— begin LISTED ENTRIES —

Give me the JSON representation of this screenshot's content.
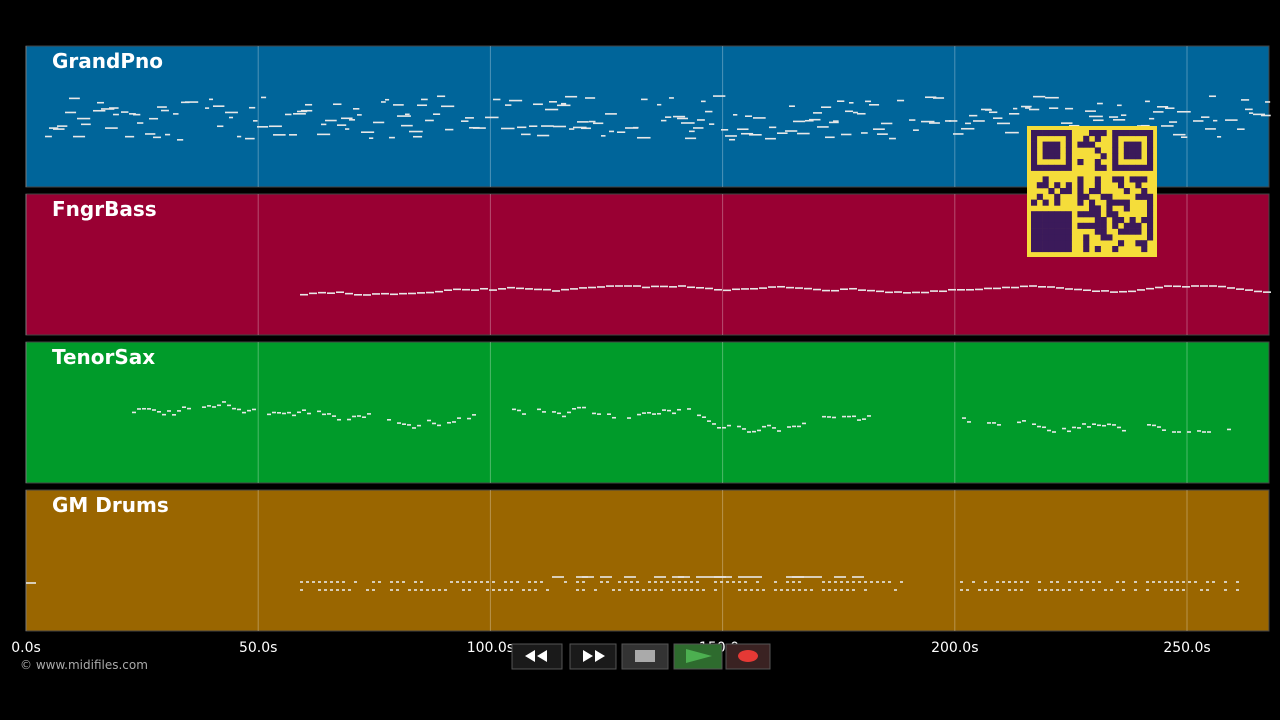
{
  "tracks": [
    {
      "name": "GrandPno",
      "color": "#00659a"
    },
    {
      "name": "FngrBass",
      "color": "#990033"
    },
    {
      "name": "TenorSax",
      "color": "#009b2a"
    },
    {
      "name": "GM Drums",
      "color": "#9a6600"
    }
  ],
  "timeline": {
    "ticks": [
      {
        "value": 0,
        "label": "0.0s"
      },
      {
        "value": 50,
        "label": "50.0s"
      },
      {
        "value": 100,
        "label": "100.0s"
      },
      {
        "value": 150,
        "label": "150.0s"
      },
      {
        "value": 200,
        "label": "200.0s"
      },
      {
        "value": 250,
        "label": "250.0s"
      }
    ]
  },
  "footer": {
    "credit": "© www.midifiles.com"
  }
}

— end LISTED ENTRIES —

• [OBJECTIVE] Leave out the pictures and transcribe the entries above exactly.

• [EXERCISE ANSWER]
Give me the JSON representation of this screenshot's content.
{
  "tracks": [
    {
      "name": "GrandPno",
      "color": "#00659a"
    },
    {
      "name": "FngrBass",
      "color": "#990033"
    },
    {
      "name": "TenorSax",
      "color": "#009b2a"
    },
    {
      "name": "GM Drums",
      "color": "#9a6600"
    }
  ],
  "timeline": {
    "ticks": [
      {
        "value": 0,
        "label": "0.0s"
      },
      {
        "value": 50,
        "label": "50.0s"
      },
      {
        "value": 100,
        "label": "100.0s"
      },
      {
        "value": 150,
        "label": "150.0s"
      },
      {
        "value": 200,
        "label": "200.0s"
      },
      {
        "value": 250,
        "label": "250.0s"
      }
    ]
  },
  "footer": {
    "credit": "© www.midifiles.com"
  }
}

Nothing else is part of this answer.